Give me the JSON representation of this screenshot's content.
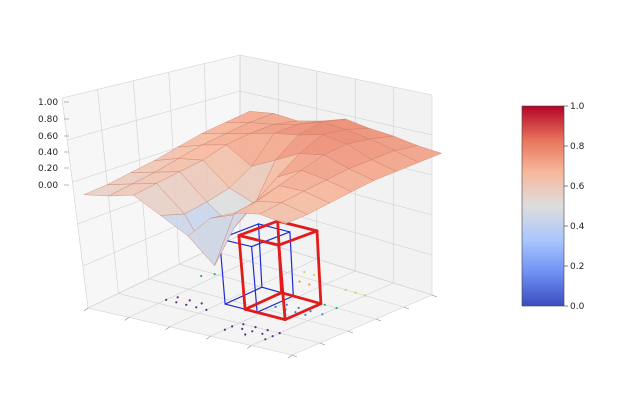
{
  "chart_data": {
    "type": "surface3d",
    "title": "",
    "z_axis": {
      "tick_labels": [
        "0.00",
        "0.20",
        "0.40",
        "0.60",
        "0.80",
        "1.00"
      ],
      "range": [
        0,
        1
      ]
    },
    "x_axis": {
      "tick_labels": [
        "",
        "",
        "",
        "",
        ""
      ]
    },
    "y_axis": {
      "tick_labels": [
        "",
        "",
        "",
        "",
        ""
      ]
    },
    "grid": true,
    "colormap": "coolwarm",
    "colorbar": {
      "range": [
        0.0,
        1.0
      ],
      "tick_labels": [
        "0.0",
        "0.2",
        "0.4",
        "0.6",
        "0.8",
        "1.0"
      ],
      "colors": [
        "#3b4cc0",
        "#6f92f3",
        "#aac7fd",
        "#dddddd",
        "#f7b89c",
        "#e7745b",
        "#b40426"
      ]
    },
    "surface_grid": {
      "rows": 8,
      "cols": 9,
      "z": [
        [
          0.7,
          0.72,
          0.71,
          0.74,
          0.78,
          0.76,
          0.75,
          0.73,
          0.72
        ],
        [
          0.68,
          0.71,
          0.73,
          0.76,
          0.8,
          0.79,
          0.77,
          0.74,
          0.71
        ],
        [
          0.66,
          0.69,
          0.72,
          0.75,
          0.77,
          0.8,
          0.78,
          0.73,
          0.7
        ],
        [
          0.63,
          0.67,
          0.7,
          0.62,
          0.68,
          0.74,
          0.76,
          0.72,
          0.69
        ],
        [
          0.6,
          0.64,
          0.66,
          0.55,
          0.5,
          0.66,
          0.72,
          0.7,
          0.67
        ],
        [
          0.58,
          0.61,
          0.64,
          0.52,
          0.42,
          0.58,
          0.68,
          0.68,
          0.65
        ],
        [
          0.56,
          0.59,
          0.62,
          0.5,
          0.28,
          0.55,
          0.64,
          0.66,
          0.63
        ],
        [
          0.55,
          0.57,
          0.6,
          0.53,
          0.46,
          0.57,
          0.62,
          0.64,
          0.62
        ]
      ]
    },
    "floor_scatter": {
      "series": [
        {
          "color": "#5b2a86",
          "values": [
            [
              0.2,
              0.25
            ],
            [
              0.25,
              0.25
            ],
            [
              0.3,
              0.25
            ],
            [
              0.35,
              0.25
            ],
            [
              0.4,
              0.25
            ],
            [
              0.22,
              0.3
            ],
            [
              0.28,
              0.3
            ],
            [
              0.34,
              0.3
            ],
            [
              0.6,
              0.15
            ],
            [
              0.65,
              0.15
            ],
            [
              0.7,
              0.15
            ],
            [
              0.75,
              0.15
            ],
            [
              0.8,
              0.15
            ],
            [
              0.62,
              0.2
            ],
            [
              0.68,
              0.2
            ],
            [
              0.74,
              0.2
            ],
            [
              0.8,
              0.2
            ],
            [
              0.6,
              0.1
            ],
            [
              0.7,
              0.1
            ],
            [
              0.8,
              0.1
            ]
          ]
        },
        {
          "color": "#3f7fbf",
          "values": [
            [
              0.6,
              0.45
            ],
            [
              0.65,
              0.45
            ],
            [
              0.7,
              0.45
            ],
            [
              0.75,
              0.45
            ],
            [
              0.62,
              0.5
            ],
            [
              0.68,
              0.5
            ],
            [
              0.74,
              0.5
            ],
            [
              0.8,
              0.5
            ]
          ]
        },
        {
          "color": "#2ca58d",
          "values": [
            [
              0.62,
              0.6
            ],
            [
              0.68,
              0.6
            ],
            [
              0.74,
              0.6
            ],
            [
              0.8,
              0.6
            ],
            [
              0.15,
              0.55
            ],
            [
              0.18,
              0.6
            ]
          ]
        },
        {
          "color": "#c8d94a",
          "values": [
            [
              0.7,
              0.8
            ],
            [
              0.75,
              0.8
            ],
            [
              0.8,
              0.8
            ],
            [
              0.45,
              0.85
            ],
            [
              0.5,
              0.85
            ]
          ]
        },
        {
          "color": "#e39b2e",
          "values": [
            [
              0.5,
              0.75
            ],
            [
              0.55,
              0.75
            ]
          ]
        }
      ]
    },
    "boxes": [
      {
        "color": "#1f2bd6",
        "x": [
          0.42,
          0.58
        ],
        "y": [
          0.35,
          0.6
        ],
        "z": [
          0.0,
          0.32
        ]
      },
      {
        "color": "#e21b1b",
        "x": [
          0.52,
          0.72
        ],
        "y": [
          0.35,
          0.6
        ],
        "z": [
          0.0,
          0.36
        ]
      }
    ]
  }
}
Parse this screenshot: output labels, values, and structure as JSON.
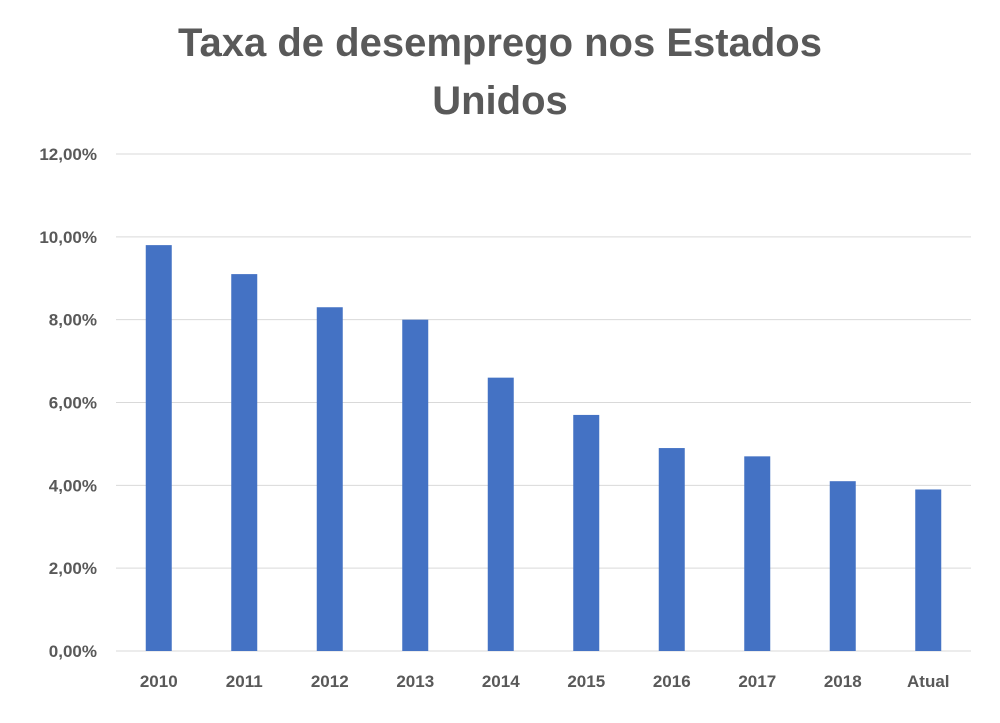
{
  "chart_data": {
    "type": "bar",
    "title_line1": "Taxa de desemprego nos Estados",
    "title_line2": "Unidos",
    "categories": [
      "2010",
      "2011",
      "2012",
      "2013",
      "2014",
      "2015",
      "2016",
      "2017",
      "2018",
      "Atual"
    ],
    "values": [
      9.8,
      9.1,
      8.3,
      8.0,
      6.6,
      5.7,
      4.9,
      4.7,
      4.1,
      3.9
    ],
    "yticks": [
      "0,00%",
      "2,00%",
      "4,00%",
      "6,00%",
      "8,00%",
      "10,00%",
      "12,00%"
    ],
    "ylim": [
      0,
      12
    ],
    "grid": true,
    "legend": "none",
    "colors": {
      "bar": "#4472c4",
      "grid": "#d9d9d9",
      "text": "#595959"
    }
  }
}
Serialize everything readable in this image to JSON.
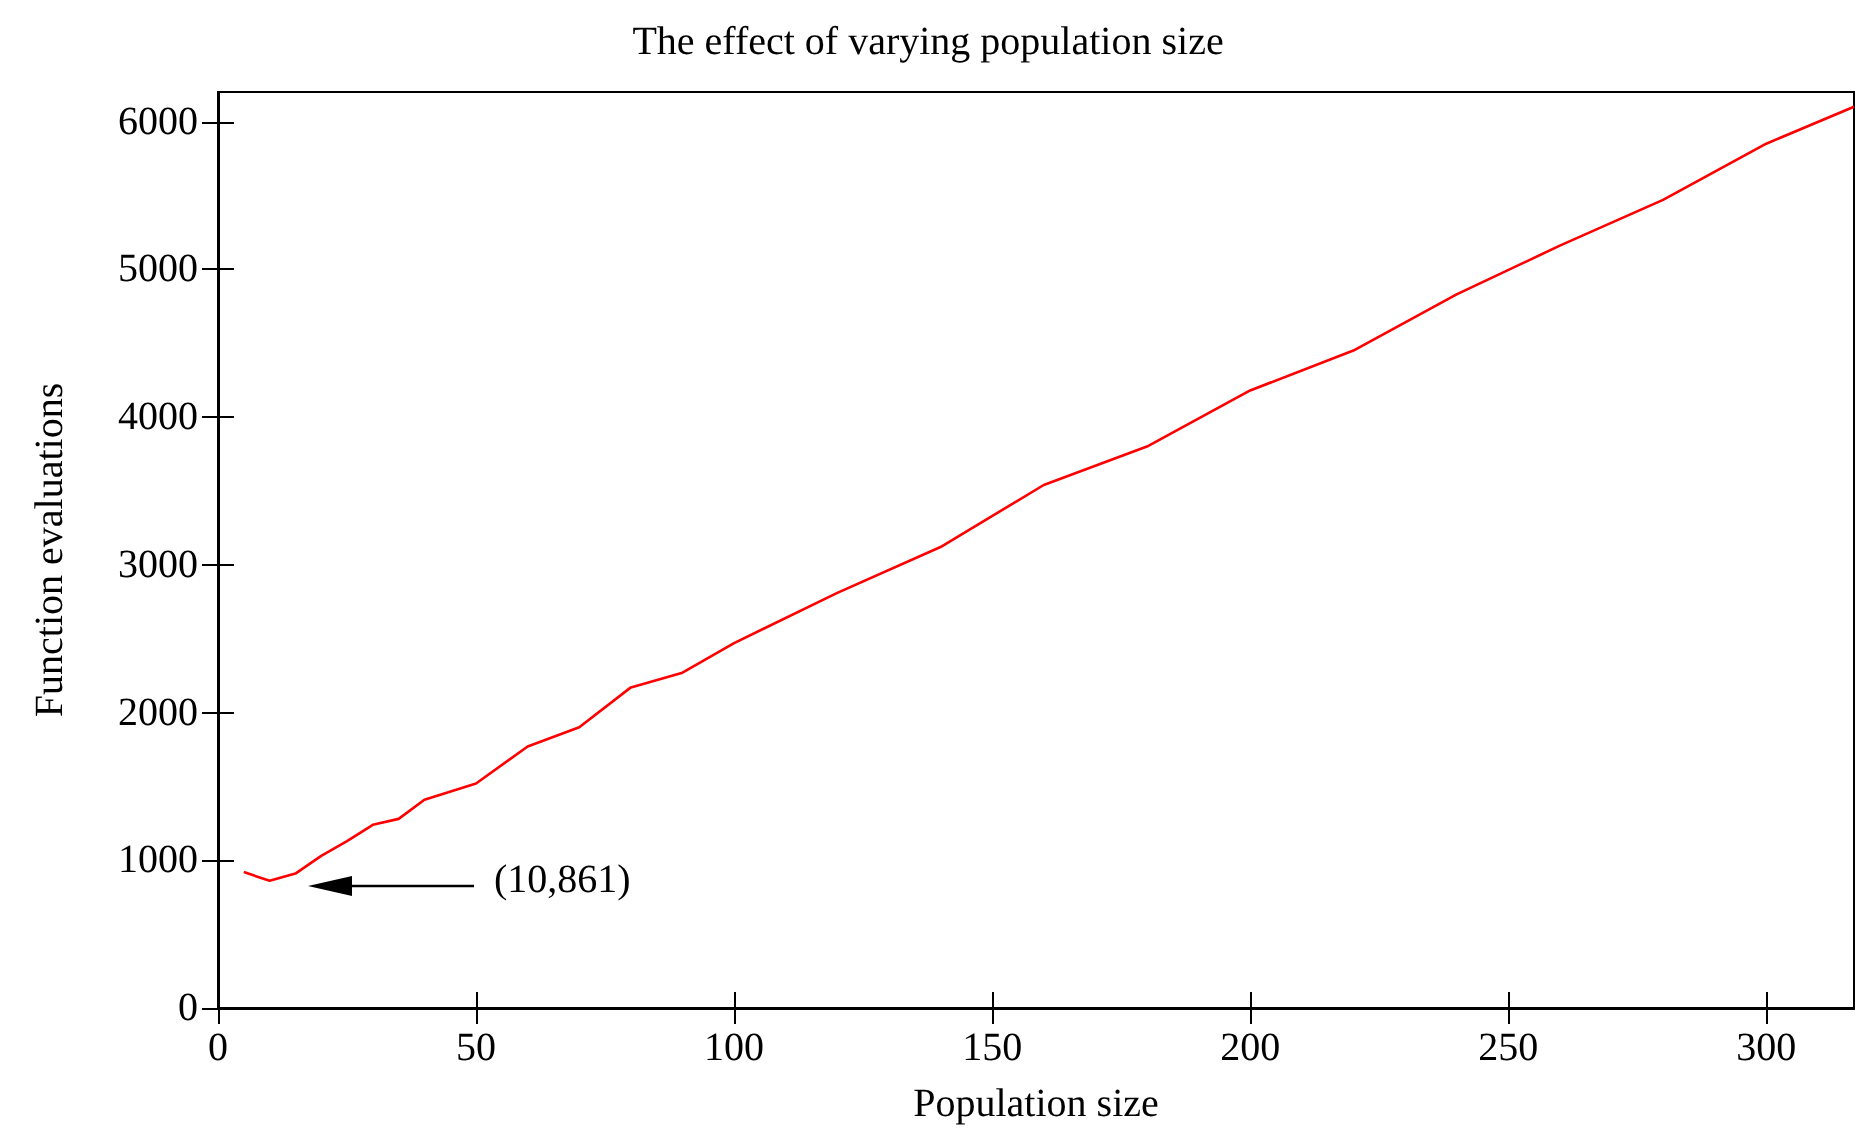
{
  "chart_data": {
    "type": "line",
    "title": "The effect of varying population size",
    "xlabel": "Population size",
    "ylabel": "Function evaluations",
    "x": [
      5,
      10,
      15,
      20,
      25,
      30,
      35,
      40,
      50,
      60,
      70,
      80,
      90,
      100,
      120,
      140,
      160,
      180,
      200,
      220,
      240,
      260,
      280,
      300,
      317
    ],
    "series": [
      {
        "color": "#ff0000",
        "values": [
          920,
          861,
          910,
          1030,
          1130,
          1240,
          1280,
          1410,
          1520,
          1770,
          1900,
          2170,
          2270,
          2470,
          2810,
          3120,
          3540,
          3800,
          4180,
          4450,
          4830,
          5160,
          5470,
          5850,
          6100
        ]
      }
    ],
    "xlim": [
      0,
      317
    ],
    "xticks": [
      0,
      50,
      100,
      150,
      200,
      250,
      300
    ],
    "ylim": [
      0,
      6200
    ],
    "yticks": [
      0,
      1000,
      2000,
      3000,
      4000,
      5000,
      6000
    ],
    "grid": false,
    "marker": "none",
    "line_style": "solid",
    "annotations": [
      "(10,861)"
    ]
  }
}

(STATED TASK)
Leave out the pictures and print each record exactly as it stands.

(RESULT)
Give me the JSON representation of this screenshot's content.
{
  "chart_data": {
    "type": "surface3d",
    "title": "",
    "z_axis": {
      "tick_labels": [
        "0.00",
        "0.20",
        "0.40",
        "0.60",
        "0.80",
        "1.00"
      ],
      "range": [
        0,
        1
      ]
    },
    "x_axis": {
      "tick_labels": [
        "",
        "",
        "",
        "",
        ""
      ]
    },
    "y_axis": {
      "tick_labels": [
        "",
        "",
        "",
        "",
        ""
      ]
    },
    "grid": true,
    "colormap": "coolwarm",
    "colorbar": {
      "range": [
        0.0,
        1.0
      ],
      "tick_labels": [
        "0.0",
        "0.2",
        "0.4",
        "0.6",
        "0.8",
        "1.0"
      ],
      "colors": [
        "#3b4cc0",
        "#6f92f3",
        "#aac7fd",
        "#dddddd",
        "#f7b89c",
        "#e7745b",
        "#b40426"
      ]
    },
    "surface_grid": {
      "rows": 8,
      "cols": 9,
      "z": [
        [
          0.7,
          0.72,
          0.71,
          0.74,
          0.78,
          0.76,
          0.75,
          0.73,
          0.72
        ],
        [
          0.68,
          0.71,
          0.73,
          0.76,
          0.8,
          0.79,
          0.77,
          0.74,
          0.71
        ],
        [
          0.66,
          0.69,
          0.72,
          0.75,
          0.77,
          0.8,
          0.78,
          0.73,
          0.7
        ],
        [
          0.63,
          0.67,
          0.7,
          0.62,
          0.68,
          0.74,
          0.76,
          0.72,
          0.69
        ],
        [
          0.6,
          0.64,
          0.66,
          0.55,
          0.5,
          0.66,
          0.72,
          0.7,
          0.67
        ],
        [
          0.58,
          0.61,
          0.64,
          0.52,
          0.42,
          0.58,
          0.68,
          0.68,
          0.65
        ],
        [
          0.56,
          0.59,
          0.62,
          0.5,
          0.28,
          0.55,
          0.64,
          0.66,
          0.63
        ],
        [
          0.55,
          0.57,
          0.6,
          0.53,
          0.46,
          0.57,
          0.62,
          0.64,
          0.62
        ]
      ]
    },
    "floor_scatter": {
      "series": [
        {
          "color": "#5b2a86",
          "values": [
            [
              0.2,
              0.25
            ],
            [
              0.25,
              0.25
            ],
            [
              0.3,
              0.25
            ],
            [
              0.35,
              0.25
            ],
            [
              0.4,
              0.25
            ],
            [
              0.22,
              0.3
            ],
            [
              0.28,
              0.3
            ],
            [
              0.34,
              0.3
            ],
            [
              0.6,
              0.15
            ],
            [
              0.65,
              0.15
            ],
            [
              0.7,
              0.15
            ],
            [
              0.75,
              0.15
            ],
            [
              0.8,
              0.15
            ],
            [
              0.62,
              0.2
            ],
            [
              0.68,
              0.2
            ],
            [
              0.74,
              0.2
            ],
            [
              0.8,
              0.2
            ],
            [
              0.6,
              0.1
            ],
            [
              0.7,
              0.1
            ],
            [
              0.8,
              0.1
            ]
          ]
        },
        {
          "color": "#3f7fbf",
          "values": [
            [
              0.6,
              0.45
            ],
            [
              0.65,
              0.45
            ],
            [
              0.7,
              0.45
            ],
            [
              0.75,
              0.45
            ],
            [
              0.62,
              0.5
            ],
            [
              0.68,
              0.5
            ],
            [
              0.74,
              0.5
            ],
            [
              0.8,
              0.5
            ]
          ]
        },
        {
          "color": "#2ca58d",
          "values": [
            [
              0.62,
              0.6
            ],
            [
              0.68,
              0.6
            ],
            [
              0.74,
              0.6
            ],
            [
              0.8,
              0.6
            ],
            [
              0.15,
              0.55
            ],
            [
              0.18,
              0.6
            ]
          ]
        },
        {
          "color": "#c8d94a",
          "values": [
            [
              0.7,
              0.8
            ],
            [
              0.75,
              0.8
            ],
            [
              0.8,
              0.8
            ],
            [
              0.45,
              0.85
            ],
            [
              0.5,
              0.85
            ]
          ]
        },
        {
          "color": "#e39b2e",
          "values": [
            [
              0.5,
              0.75
            ],
            [
              0.55,
              0.75
            ]
          ]
        }
      ]
    },
    "boxes": [
      {
        "color": "#1f2bd6",
        "x": [
          0.42,
          0.58
        ],
        "y": [
          0.35,
          0.6
        ],
        "z": [
          0.0,
          0.32
        ]
      },
      {
        "color": "#e21b1b",
        "x": [
          0.52,
          0.72
        ],
        "y": [
          0.35,
          0.6
        ],
        "z": [
          0.0,
          0.36
        ]
      }
    ]
  }
}
Parse this screenshot: output labels, values, and structure as JSON.
{
  "chart_data": {
    "type": "bar",
    "title_line1": "Taxa de desemprego nos Estados",
    "title_line2": "Unidos",
    "categories": [
      "2010",
      "2011",
      "2012",
      "2013",
      "2014",
      "2015",
      "2016",
      "2017",
      "2018",
      "Atual"
    ],
    "values": [
      9.8,
      9.1,
      8.3,
      8.0,
      6.6,
      5.7,
      4.9,
      4.7,
      4.1,
      3.9
    ],
    "yticks": [
      "0,00%",
      "2,00%",
      "4,00%",
      "6,00%",
      "8,00%",
      "10,00%",
      "12,00%"
    ],
    "ylim": [
      0,
      12
    ],
    "grid": true,
    "legend": "none",
    "colors": {
      "bar": "#4472c4",
      "grid": "#d9d9d9",
      "text": "#595959"
    }
  }
}
Serialize everything readable in this image to JSON.
{
  "chart_data": {
    "type": "line",
    "title": "The effect of varying population size",
    "xlabel": "Population size",
    "ylabel": "Function evaluations",
    "x": [
      5,
      10,
      15,
      20,
      25,
      30,
      35,
      40,
      50,
      60,
      70,
      80,
      90,
      100,
      120,
      140,
      160,
      180,
      200,
      220,
      240,
      260,
      280,
      300,
      317
    ],
    "series": [
      {
        "color": "#ff0000",
        "values": [
          920,
          861,
          910,
          1030,
          1130,
          1240,
          1280,
          1410,
          1520,
          1770,
          1900,
          2170,
          2270,
          2470,
          2810,
          3120,
          3540,
          3800,
          4180,
          4450,
          4830,
          5160,
          5470,
          5850,
          6100
        ]
      }
    ],
    "xlim": [
      0,
      317
    ],
    "xticks": [
      0,
      50,
      100,
      150,
      200,
      250,
      300
    ],
    "ylim": [
      0,
      6200
    ],
    "yticks": [
      0,
      1000,
      2000,
      3000,
      4000,
      5000,
      6000
    ],
    "grid": false,
    "marker": "none",
    "line_style": "solid",
    "annotations": [
      "(10,861)"
    ]
  }
}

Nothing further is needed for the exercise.